=== MATERIAL TO PROCESS ===
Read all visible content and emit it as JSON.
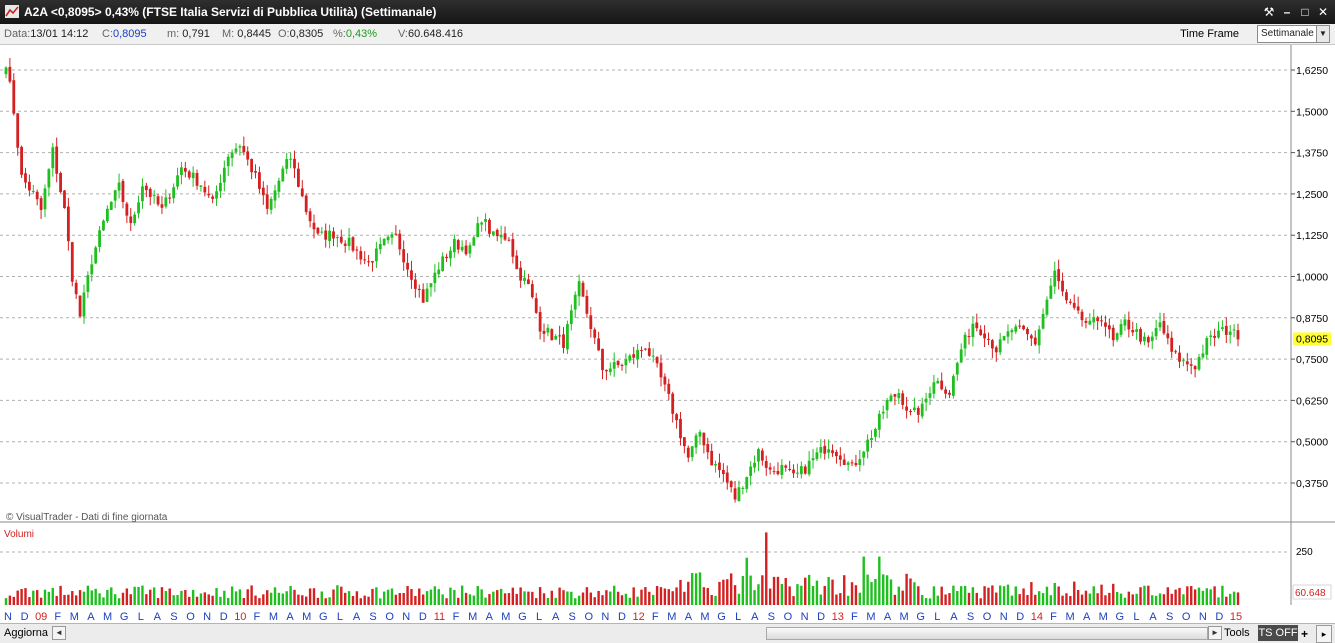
{
  "window": {
    "title": "A2A <0,8095> 0,43%  (FTSE Italia Servizi di Pubblica Utilità)  (Settimanale)",
    "buttons": {
      "tools": "⚒",
      "minimize": "–",
      "maximize": "□",
      "close": "✕"
    }
  },
  "infobar": {
    "data_label": "Data:",
    "data_value": "13/01 14:12",
    "c_label": "C:",
    "c_value": "0,8095",
    "m_label": "m:",
    "m_value": "0,791",
    "M_label": "M:",
    "M_value": "0,8445",
    "o_label": "O:",
    "o_value": "0,8305",
    "pct_label": "%:",
    "pct_value": "0,43%",
    "v_label": "V:",
    "v_value": "60.648.416",
    "timeframe_label": "Time Frame",
    "timeframe_value": "Settimanale"
  },
  "chart_data": {
    "type": "candlestick",
    "ylim": [
      0.3125,
      1.6875
    ],
    "y_ticks": [
      "1,6250",
      "1,5000",
      "1,3750",
      "1,2500",
      "1,1250",
      "1,0000",
      "0,8750",
      "0,7500",
      "0,6250",
      "0,5000",
      "0,3750"
    ],
    "y_tick_values": [
      1.625,
      1.5,
      1.375,
      1.25,
      1.125,
      1.0,
      0.875,
      0.75,
      0.625,
      0.5,
      0.375
    ],
    "last_price_label": "0,8095",
    "last_price": 0.8095,
    "watermark": "© VisualTrader - Dati di fine giornata",
    "volume_title": "Volumi",
    "volume_tick": "250",
    "volume_tick_value": 250,
    "volume_last_label": "60.648",
    "volume_last": 60.648,
    "anchors": [
      [
        0,
        1.65
      ],
      [
        2,
        1.5
      ],
      [
        4,
        1.3
      ],
      [
        7,
        1.25
      ],
      [
        9,
        1.2
      ],
      [
        12,
        1.38
      ],
      [
        15,
        1.2
      ],
      [
        17,
        1.0
      ],
      [
        19,
        0.88
      ],
      [
        22,
        1.05
      ],
      [
        26,
        1.2
      ],
      [
        29,
        1.27
      ],
      [
        32,
        1.15
      ],
      [
        35,
        1.28
      ],
      [
        40,
        1.2
      ],
      [
        45,
        1.33
      ],
      [
        50,
        1.28
      ],
      [
        53,
        1.22
      ],
      [
        57,
        1.37
      ],
      [
        60,
        1.4
      ],
      [
        64,
        1.3
      ],
      [
        67,
        1.2
      ],
      [
        71,
        1.32
      ],
      [
        73,
        1.36
      ],
      [
        77,
        1.2
      ],
      [
        80,
        1.12
      ],
      [
        84,
        1.13
      ],
      [
        88,
        1.1
      ],
      [
        93,
        1.04
      ],
      [
        97,
        1.1
      ],
      [
        100,
        1.12
      ],
      [
        103,
        1.03
      ],
      [
        107,
        0.93
      ],
      [
        111,
        1.03
      ],
      [
        115,
        1.1
      ],
      [
        119,
        1.08
      ],
      [
        122,
        1.18
      ],
      [
        125,
        1.12
      ],
      [
        129,
        1.12
      ],
      [
        131,
        1.02
      ],
      [
        134,
        0.97
      ],
      [
        137,
        0.85
      ],
      [
        140,
        0.82
      ],
      [
        143,
        0.8
      ],
      [
        147,
        0.97
      ],
      [
        150,
        0.85
      ],
      [
        153,
        0.72
      ],
      [
        157,
        0.73
      ],
      [
        161,
        0.76
      ],
      [
        164,
        0.79
      ],
      [
        167,
        0.72
      ],
      [
        170,
        0.63
      ],
      [
        172,
        0.56
      ],
      [
        175,
        0.45
      ],
      [
        178,
        0.53
      ],
      [
        181,
        0.44
      ],
      [
        184,
        0.4
      ],
      [
        187,
        0.33
      ],
      [
        190,
        0.4
      ],
      [
        193,
        0.47
      ],
      [
        196,
        0.41
      ],
      [
        199,
        0.42
      ],
      [
        202,
        0.39
      ],
      [
        205,
        0.42
      ],
      [
        208,
        0.46
      ],
      [
        211,
        0.49
      ],
      [
        214,
        0.46
      ],
      [
        217,
        0.42
      ],
      [
        220,
        0.48
      ],
      [
        223,
        0.54
      ],
      [
        226,
        0.62
      ],
      [
        229,
        0.65
      ],
      [
        232,
        0.58
      ],
      [
        235,
        0.6
      ],
      [
        238,
        0.69
      ],
      [
        242,
        0.65
      ],
      [
        245,
        0.78
      ],
      [
        248,
        0.86
      ],
      [
        251,
        0.83
      ],
      [
        254,
        0.78
      ],
      [
        258,
        0.84
      ],
      [
        261,
        0.83
      ],
      [
        264,
        0.8
      ],
      [
        267,
        0.93
      ],
      [
        269,
        1.01
      ],
      [
        272,
        0.92
      ],
      [
        275,
        0.88
      ],
      [
        278,
        0.85
      ],
      [
        281,
        0.88
      ],
      [
        284,
        0.8
      ],
      [
        287,
        0.86
      ],
      [
        290,
        0.83
      ],
      [
        293,
        0.79
      ],
      [
        296,
        0.86
      ],
      [
        299,
        0.77
      ],
      [
        302,
        0.74
      ],
      [
        305,
        0.73
      ],
      [
        308,
        0.8
      ],
      [
        311,
        0.83
      ],
      [
        314,
        0.84
      ],
      [
        316,
        0.81
      ]
    ],
    "x_labels": [
      {
        "text": "N",
        "type": "month"
      },
      {
        "text": "D",
        "type": "month"
      },
      {
        "text": "09",
        "type": "year"
      },
      {
        "text": "F",
        "type": "month"
      },
      {
        "text": "M",
        "type": "month"
      },
      {
        "text": "A",
        "type": "month"
      },
      {
        "text": "M",
        "type": "month"
      },
      {
        "text": "G",
        "type": "month"
      },
      {
        "text": "L",
        "type": "month"
      },
      {
        "text": "A",
        "type": "month"
      },
      {
        "text": "S",
        "type": "month"
      },
      {
        "text": "O",
        "type": "month"
      },
      {
        "text": "N",
        "type": "month"
      },
      {
        "text": "D",
        "type": "month"
      },
      {
        "text": "10",
        "type": "year"
      },
      {
        "text": "F",
        "type": "month"
      },
      {
        "text": "M",
        "type": "month"
      },
      {
        "text": "A",
        "type": "month"
      },
      {
        "text": "M",
        "type": "month"
      },
      {
        "text": "G",
        "type": "month"
      },
      {
        "text": "L",
        "type": "month"
      },
      {
        "text": "A",
        "type": "month"
      },
      {
        "text": "S",
        "type": "month"
      },
      {
        "text": "O",
        "type": "month"
      },
      {
        "text": "N",
        "type": "month"
      },
      {
        "text": "D",
        "type": "month"
      },
      {
        "text": "11",
        "type": "year"
      },
      {
        "text": "F",
        "type": "month"
      },
      {
        "text": "M",
        "type": "month"
      },
      {
        "text": "A",
        "type": "month"
      },
      {
        "text": "M",
        "type": "month"
      },
      {
        "text": "G",
        "type": "month"
      },
      {
        "text": "L",
        "type": "month"
      },
      {
        "text": "A",
        "type": "month"
      },
      {
        "text": "S",
        "type": "month"
      },
      {
        "text": "O",
        "type": "month"
      },
      {
        "text": "N",
        "type": "month"
      },
      {
        "text": "D",
        "type": "month"
      },
      {
        "text": "12",
        "type": "year"
      },
      {
        "text": "F",
        "type": "month"
      },
      {
        "text": "M",
        "type": "month"
      },
      {
        "text": "A",
        "type": "month"
      },
      {
        "text": "M",
        "type": "month"
      },
      {
        "text": "G",
        "type": "month"
      },
      {
        "text": "L",
        "type": "month"
      },
      {
        "text": "A",
        "type": "month"
      },
      {
        "text": "S",
        "type": "month"
      },
      {
        "text": "O",
        "type": "month"
      },
      {
        "text": "N",
        "type": "month"
      },
      {
        "text": "D",
        "type": "month"
      },
      {
        "text": "13",
        "type": "year"
      },
      {
        "text": "F",
        "type": "month"
      },
      {
        "text": "M",
        "type": "month"
      },
      {
        "text": "A",
        "type": "month"
      },
      {
        "text": "M",
        "type": "month"
      },
      {
        "text": "G",
        "type": "month"
      },
      {
        "text": "L",
        "type": "month"
      },
      {
        "text": "A",
        "type": "month"
      },
      {
        "text": "S",
        "type": "month"
      },
      {
        "text": "O",
        "type": "month"
      },
      {
        "text": "N",
        "type": "month"
      },
      {
        "text": "D",
        "type": "month"
      },
      {
        "text": "14",
        "type": "year"
      },
      {
        "text": "F",
        "type": "month"
      },
      {
        "text": "M",
        "type": "month"
      },
      {
        "text": "A",
        "type": "month"
      },
      {
        "text": "M",
        "type": "month"
      },
      {
        "text": "G",
        "type": "month"
      },
      {
        "text": "L",
        "type": "month"
      },
      {
        "text": "A",
        "type": "month"
      },
      {
        "text": "S",
        "type": "month"
      },
      {
        "text": "O",
        "type": "month"
      },
      {
        "text": "N",
        "type": "month"
      },
      {
        "text": "D",
        "type": "month"
      },
      {
        "text": "15",
        "type": "year"
      }
    ],
    "colors": {
      "up": "#1fbf1f",
      "down": "#d42020",
      "month_label": "#1a3fbf",
      "year_label": "#d42020",
      "last_price_bg": "#ffff33",
      "grid": "#b0b0b0"
    }
  },
  "bottombar": {
    "aggiorna": "Aggiorna",
    "tools": "Tools",
    "ts_off": "TS OFF",
    "plus": "+",
    "scroll_left": "◄",
    "scroll_right": "►",
    "mini": "▸"
  }
}
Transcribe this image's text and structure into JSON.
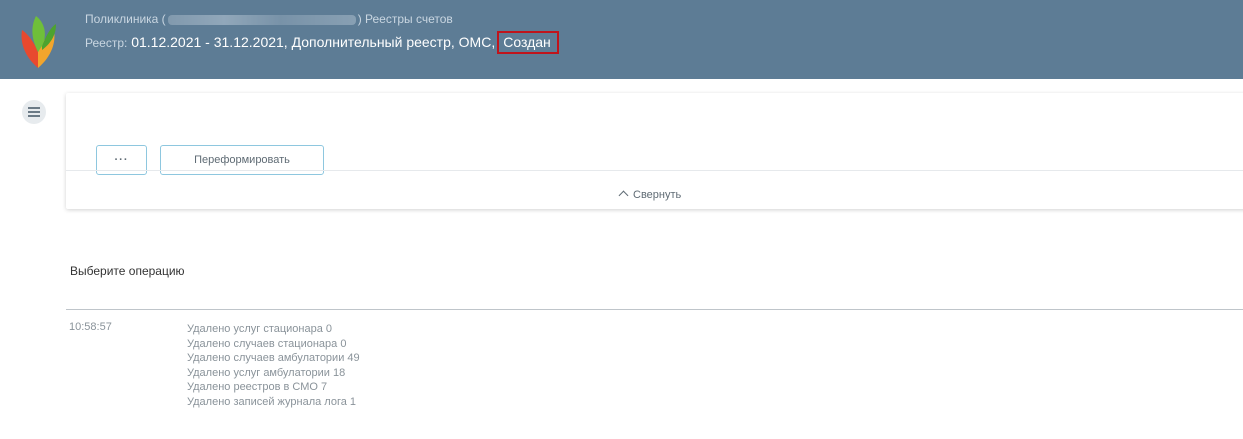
{
  "header": {
    "line1_left": "Поликлиника (",
    "line1_right": ") Реестры счетов",
    "registry_label": "Реестр:",
    "registry_value": "01.12.2021 - 31.12.2021, Дополнительный реестр, ОМС,",
    "status": "Создан"
  },
  "toolbar": {
    "more_label": "···",
    "reform_label": "Переформировать",
    "collapse_label": "Свернуть"
  },
  "operations": {
    "title": "Выберите операцию",
    "log": {
      "time": "10:58:57",
      "lines": [
        "Удалено услуг стационара 0",
        "Удалено случаев стационара 0",
        "Удалено случаев амбулатории 49",
        "Удалено услуг амбулатории 18",
        "Удалено реестров в СМО 7",
        "Удалено записей журнала лога 1"
      ]
    }
  },
  "colors": {
    "header_bg": "#5d7c95",
    "status_border": "#c0141b",
    "button_border": "#8ec7df"
  }
}
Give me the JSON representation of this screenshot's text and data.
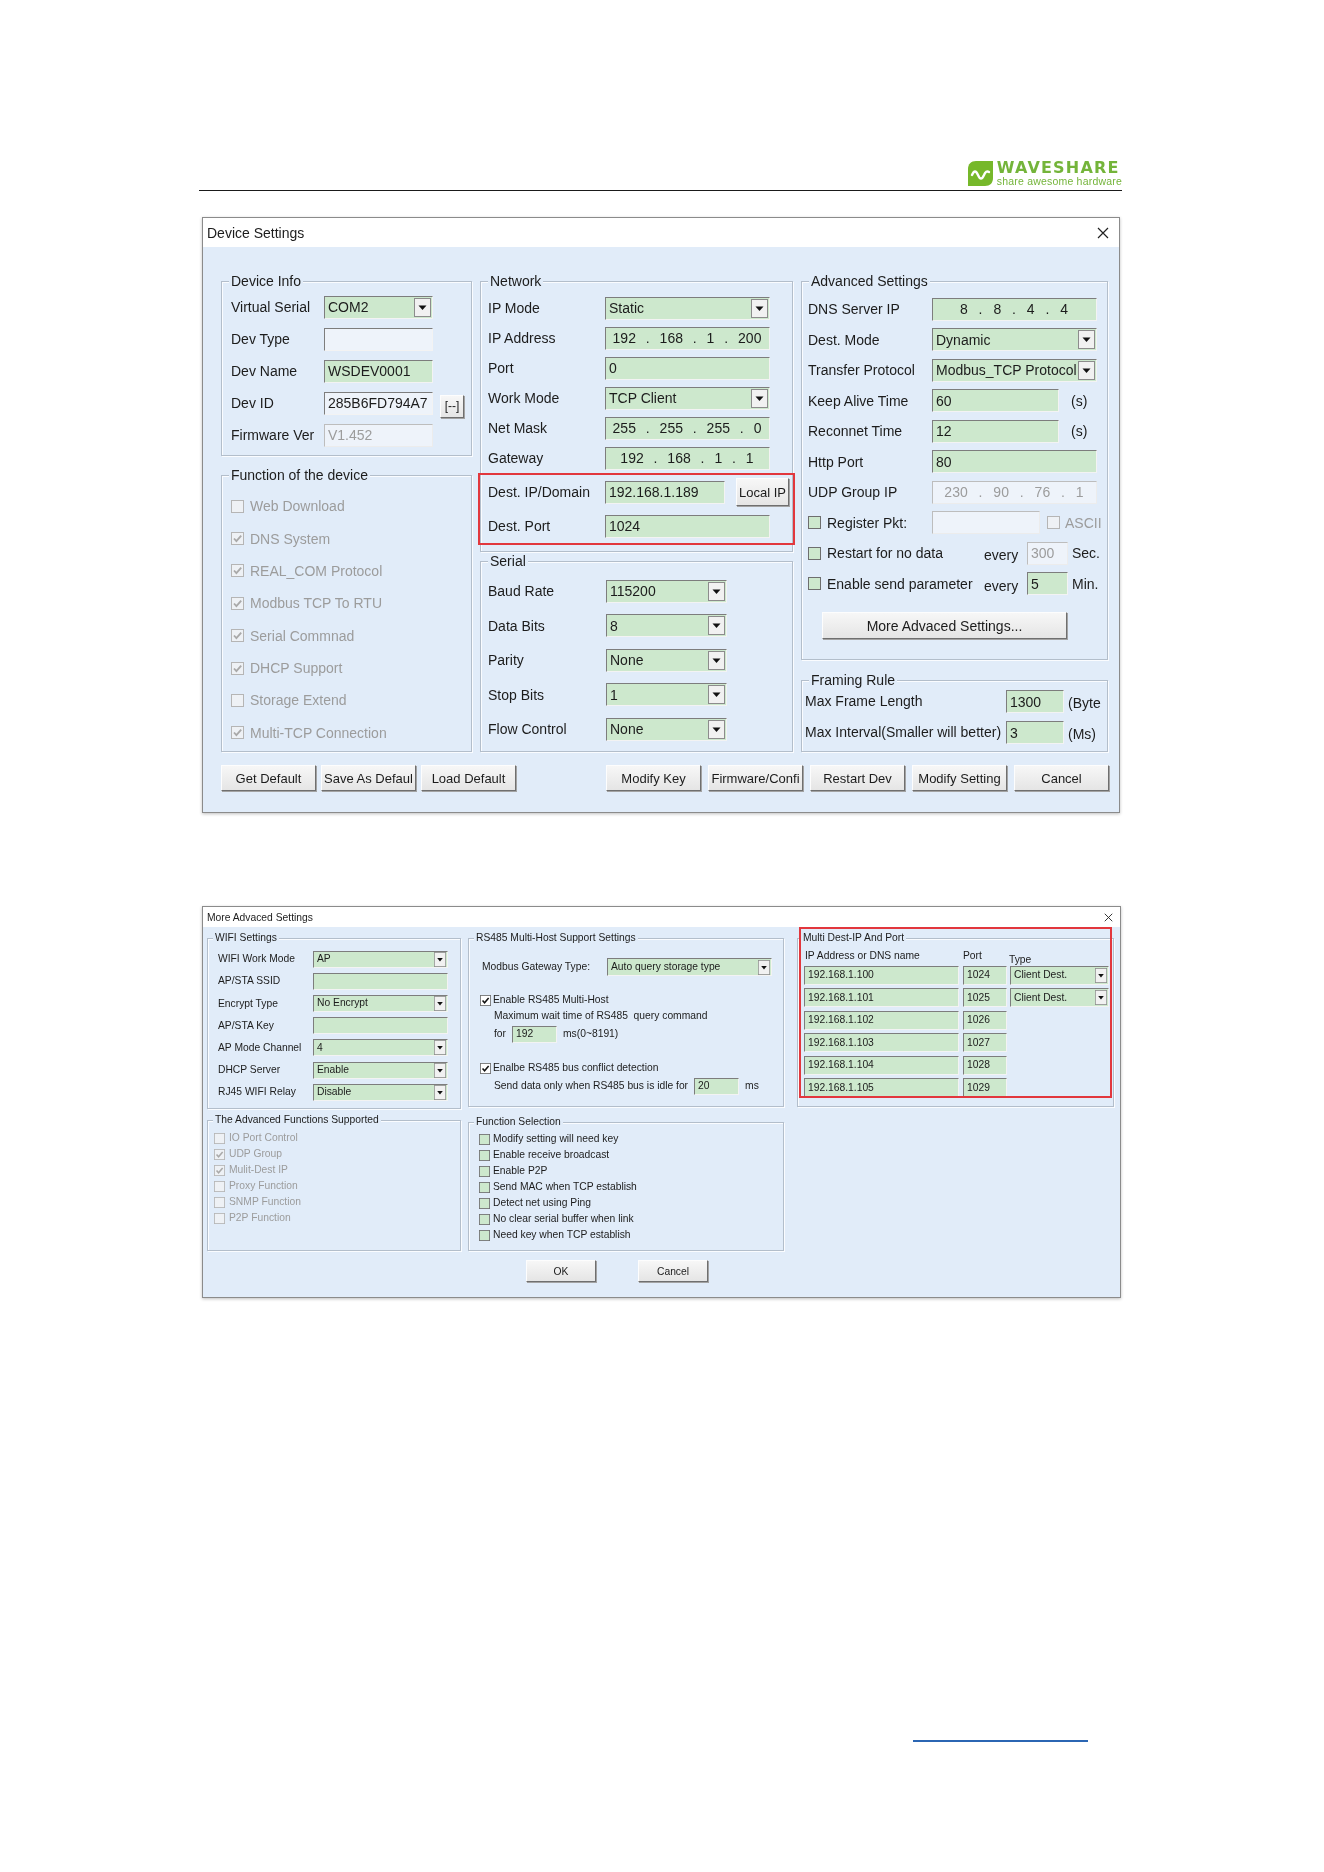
===
■ **OBJECTIVE**
Using the records given above, list every line that includes the word "случаев".

■ **SOLUTION**
        "Удалено случаев стационара 0",
        "Удалено случаев амбулатории 49",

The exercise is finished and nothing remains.